▶ Prompt:
Reproduce the listing word for word, leaving every picture behind.

▶ Excerpt from a dataset:
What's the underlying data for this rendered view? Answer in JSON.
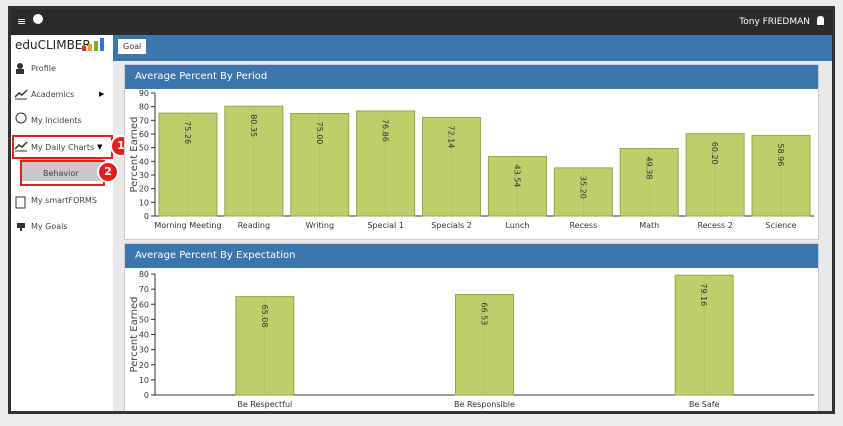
{
  "topbar": {
    "user": "Tony FRIEDMAN"
  },
  "sidebar": {
    "logo": "eduCLIMBER",
    "items": [
      "Profile",
      "Academics",
      "My Incidents",
      "My Daily Charts",
      "Behavior",
      "My smartFORMS",
      "My Goals"
    ],
    "callouts": [
      "1",
      "2"
    ]
  },
  "tab": "Goal",
  "chart_data": [
    {
      "type": "bar",
      "title": "Average Percent By Period",
      "y_label": "Percent Earned",
      "categories": [
        "Morning Meeting",
        "Reading",
        "Writing",
        "Special 1",
        "Specials 2",
        "Lunch",
        "Recess",
        "Math",
        "Recess 2",
        "Science"
      ],
      "values": [
        75.26,
        80.35,
        75.0,
        76.86,
        72.14,
        43.54,
        35.2,
        49.38,
        60.2,
        58.96
      ],
      "value_labels": [
        "75.26",
        "80.35",
        "75.00",
        "76.86",
        "72.14",
        "43.54",
        "35.20",
        "49.38",
        "60.20",
        "58.96"
      ],
      "color": "#bccf6b",
      "ylim": [
        0,
        90
      ],
      "yticks": [
        0,
        10,
        20,
        30,
        40,
        50,
        60,
        70,
        80,
        90
      ]
    },
    {
      "type": "bar",
      "title": "Average Percent By Expectation",
      "y_label": "Percent Earned",
      "categories": [
        "Be Respectful",
        "Be Responsible",
        "Be Safe"
      ],
      "values": [
        65.08,
        66.53,
        79.16
      ],
      "value_labels": [
        "65.08",
        "66.53",
        "79.16"
      ],
      "color": "#bccf6b",
      "ylim": [
        0,
        80
      ],
      "yticks": [
        0,
        10,
        20,
        30,
        40,
        50,
        60,
        70,
        80
      ]
    }
  ]
}
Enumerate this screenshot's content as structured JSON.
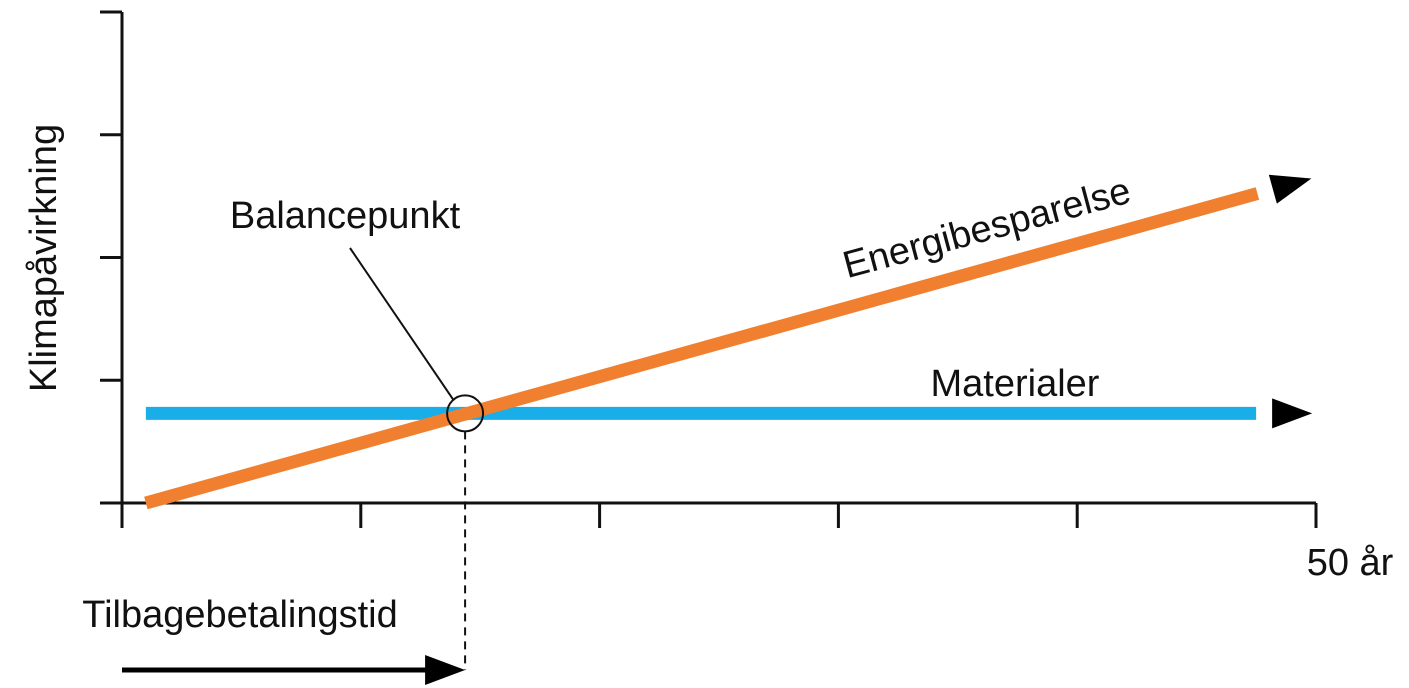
{
  "chart_data": {
    "type": "line",
    "xlabel": "",
    "ylabel": "Klimapåvirkning",
    "x_end_label": "50 år",
    "xlim": [
      0,
      50
    ],
    "ylim": [
      0,
      4
    ],
    "x_ticks": [
      0,
      10,
      20,
      30,
      40,
      50
    ],
    "y_ticks": [
      1,
      2,
      3,
      4
    ],
    "grid": false,
    "series": [
      {
        "name": "Energibesparelse",
        "color": "#f08030",
        "x": [
          1,
          49
        ],
        "y": [
          0,
          2.6
        ]
      },
      {
        "name": "Materialer",
        "color": "#1aaee8",
        "x": [
          1,
          49
        ],
        "y": [
          0.73,
          0.73
        ]
      }
    ],
    "annotations": {
      "balance_point": {
        "label": "Balancepunkt",
        "x": 14.2,
        "y": 0.73
      },
      "payback": {
        "label": "Tilbagebetalingstid",
        "x_from": 0,
        "x_to": 14.2
      }
    }
  }
}
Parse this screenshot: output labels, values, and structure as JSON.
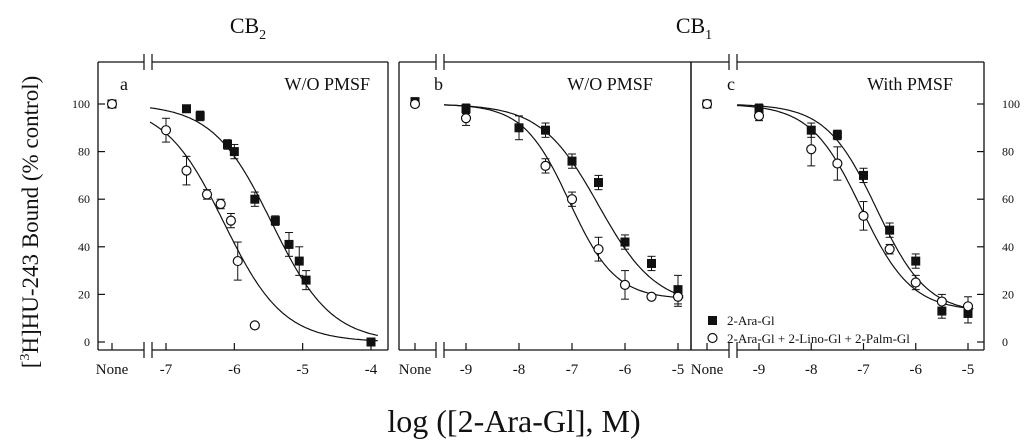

▶ Solved problem:
What's the underlying data for this rendered view? Answer in JSON.
{
  "topbar": {
    "user": "Tony FRIEDMAN"
  },
  "sidebar": {
    "logo": "eduCLIMBER",
    "items": [
      "Profile",
      "Academics",
      "My Incidents",
      "My Daily Charts",
      "Behavior",
      "My smartFORMS",
      "My Goals"
    ],
    "callouts": [
      "1",
      "2"
    ]
  },
  "tab": "Goal",
  "chart_data": [
    {
      "type": "bar",
      "title": "Average Percent By Period",
      "y_label": "Percent Earned",
      "categories": [
        "Morning Meeting",
        "Reading",
        "Writing",
        "Special 1",
        "Specials 2",
        "Lunch",
        "Recess",
        "Math",
        "Recess 2",
        "Science"
      ],
      "values": [
        75.26,
        80.35,
        75.0,
        76.86,
        72.14,
        43.54,
        35.2,
        49.38,
        60.2,
        58.96
      ],
      "value_labels": [
        "75.26",
        "80.35",
        "75.00",
        "76.86",
        "72.14",
        "43.54",
        "35.20",
        "49.38",
        "60.20",
        "58.96"
      ],
      "color": "#bccf6b",
      "ylim": [
        0,
        90
      ],
      "yticks": [
        0,
        10,
        20,
        30,
        40,
        50,
        60,
        70,
        80,
        90
      ]
    },
    {
      "type": "bar",
      "title": "Average Percent By Expectation",
      "y_label": "Percent Earned",
      "categories": [
        "Be Respectful",
        "Be Responsible",
        "Be Safe"
      ],
      "values": [
        65.08,
        66.53,
        79.16
      ],
      "value_labels": [
        "65.08",
        "66.53",
        "79.16"
      ],
      "color": "#bccf6b",
      "ylim": [
        0,
        80
      ],
      "yticks": [
        0,
        10,
        20,
        30,
        40,
        50,
        60,
        70,
        80
      ]
    }
  ]
}
Enumerate this screenshot's content as structured JSON.
{
  "chart_data": {
    "type": "line",
    "xlabel": "",
    "ylabel": "Klimapåvirkning",
    "x_end_label": "50 år",
    "xlim": [
      0,
      50
    ],
    "ylim": [
      0,
      4
    ],
    "x_ticks": [
      0,
      10,
      20,
      30,
      40,
      50
    ],
    "y_ticks": [
      1,
      2,
      3,
      4
    ],
    "grid": false,
    "series": [
      {
        "name": "Energibesparelse",
        "color": "#f08030",
        "x": [
          1,
          49
        ],
        "y": [
          0,
          2.6
        ]
      },
      {
        "name": "Materialer",
        "color": "#1aaee8",
        "x": [
          1,
          49
        ],
        "y": [
          0.73,
          0.73
        ]
      }
    ],
    "annotations": {
      "balance_point": {
        "label": "Balancepunkt",
        "x": 14.2,
        "y": 0.73
      },
      "payback": {
        "label": "Tilbagebetalingstid",
        "x_from": 0,
        "x_to": 14.2
      }
    }
  }
}
Parse this screenshot: output labels, values, and structure as JSON.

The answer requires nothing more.